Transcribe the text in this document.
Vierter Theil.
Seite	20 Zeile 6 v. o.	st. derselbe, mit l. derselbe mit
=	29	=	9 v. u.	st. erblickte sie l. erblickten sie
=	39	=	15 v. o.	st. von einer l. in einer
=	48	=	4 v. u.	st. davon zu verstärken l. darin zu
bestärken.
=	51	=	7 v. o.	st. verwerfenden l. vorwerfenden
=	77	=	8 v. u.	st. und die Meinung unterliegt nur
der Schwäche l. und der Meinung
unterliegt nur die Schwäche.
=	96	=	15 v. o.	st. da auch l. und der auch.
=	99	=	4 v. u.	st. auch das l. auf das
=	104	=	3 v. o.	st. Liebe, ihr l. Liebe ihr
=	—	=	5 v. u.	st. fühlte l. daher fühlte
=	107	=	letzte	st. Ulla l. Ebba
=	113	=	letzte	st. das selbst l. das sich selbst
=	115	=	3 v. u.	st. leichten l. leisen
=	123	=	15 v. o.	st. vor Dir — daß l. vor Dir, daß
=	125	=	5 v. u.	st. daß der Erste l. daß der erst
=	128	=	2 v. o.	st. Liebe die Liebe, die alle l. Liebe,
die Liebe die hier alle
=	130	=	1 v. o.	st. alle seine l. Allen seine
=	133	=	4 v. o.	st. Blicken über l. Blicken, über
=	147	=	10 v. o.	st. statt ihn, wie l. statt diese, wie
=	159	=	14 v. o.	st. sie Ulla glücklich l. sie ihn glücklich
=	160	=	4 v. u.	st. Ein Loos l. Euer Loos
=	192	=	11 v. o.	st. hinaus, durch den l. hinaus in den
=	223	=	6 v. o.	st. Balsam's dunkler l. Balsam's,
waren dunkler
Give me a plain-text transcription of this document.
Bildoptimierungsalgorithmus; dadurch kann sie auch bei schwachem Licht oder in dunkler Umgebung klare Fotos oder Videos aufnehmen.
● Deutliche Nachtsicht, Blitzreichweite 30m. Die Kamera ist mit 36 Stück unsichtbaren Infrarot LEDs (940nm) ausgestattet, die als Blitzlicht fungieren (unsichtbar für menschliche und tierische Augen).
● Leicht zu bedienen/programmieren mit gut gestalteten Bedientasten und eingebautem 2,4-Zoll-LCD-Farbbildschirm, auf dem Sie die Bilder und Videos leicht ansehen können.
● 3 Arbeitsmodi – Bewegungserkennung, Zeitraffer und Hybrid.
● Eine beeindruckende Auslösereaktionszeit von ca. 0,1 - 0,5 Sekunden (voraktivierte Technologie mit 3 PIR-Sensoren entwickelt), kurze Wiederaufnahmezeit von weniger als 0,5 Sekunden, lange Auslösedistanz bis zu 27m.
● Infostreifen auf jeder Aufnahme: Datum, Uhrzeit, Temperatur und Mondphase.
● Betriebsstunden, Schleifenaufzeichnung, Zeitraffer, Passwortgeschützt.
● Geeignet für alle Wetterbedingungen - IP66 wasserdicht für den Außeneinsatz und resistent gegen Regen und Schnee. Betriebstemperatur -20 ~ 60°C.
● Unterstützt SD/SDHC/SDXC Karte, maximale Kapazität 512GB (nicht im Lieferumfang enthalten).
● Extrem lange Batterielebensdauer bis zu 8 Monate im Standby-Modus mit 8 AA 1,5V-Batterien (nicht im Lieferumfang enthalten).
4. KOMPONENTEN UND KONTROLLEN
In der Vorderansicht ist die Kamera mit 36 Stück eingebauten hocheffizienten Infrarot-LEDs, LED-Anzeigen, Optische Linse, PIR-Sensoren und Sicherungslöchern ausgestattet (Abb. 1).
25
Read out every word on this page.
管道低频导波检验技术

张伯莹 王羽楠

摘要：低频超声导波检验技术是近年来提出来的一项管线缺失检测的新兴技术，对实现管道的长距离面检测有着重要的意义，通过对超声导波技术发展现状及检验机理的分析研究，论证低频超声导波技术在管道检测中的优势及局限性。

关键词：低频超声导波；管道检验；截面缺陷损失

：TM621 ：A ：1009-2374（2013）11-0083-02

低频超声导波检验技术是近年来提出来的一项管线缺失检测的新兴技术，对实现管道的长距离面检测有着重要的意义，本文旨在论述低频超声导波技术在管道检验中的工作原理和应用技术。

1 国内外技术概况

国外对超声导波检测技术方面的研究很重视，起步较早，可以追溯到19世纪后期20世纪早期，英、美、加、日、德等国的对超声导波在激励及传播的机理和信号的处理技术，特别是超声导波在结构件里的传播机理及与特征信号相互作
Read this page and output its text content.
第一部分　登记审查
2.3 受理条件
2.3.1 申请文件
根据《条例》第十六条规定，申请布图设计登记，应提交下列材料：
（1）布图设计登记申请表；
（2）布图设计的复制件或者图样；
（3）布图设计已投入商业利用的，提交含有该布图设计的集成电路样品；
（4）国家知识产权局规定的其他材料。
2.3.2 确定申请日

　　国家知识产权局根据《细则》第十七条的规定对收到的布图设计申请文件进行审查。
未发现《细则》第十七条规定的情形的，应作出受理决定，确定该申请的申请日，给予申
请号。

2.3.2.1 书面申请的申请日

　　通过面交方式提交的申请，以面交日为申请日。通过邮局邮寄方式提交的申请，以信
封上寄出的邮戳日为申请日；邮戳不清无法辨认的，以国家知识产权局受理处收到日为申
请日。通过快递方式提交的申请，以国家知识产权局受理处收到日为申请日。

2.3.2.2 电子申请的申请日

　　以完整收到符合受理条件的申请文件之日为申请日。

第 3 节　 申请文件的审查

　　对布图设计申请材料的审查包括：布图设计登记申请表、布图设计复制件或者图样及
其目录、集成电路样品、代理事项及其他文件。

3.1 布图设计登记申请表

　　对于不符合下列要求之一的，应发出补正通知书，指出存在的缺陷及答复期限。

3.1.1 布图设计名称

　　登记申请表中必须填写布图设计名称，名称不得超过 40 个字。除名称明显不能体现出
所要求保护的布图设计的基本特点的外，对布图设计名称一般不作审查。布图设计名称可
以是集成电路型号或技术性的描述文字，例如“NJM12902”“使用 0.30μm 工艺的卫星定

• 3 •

:::

### Exercise description
From the entries above, extract each line containing "document".

### Response
Transcribe the text in this document.
Give me a plain-text transcription of this document.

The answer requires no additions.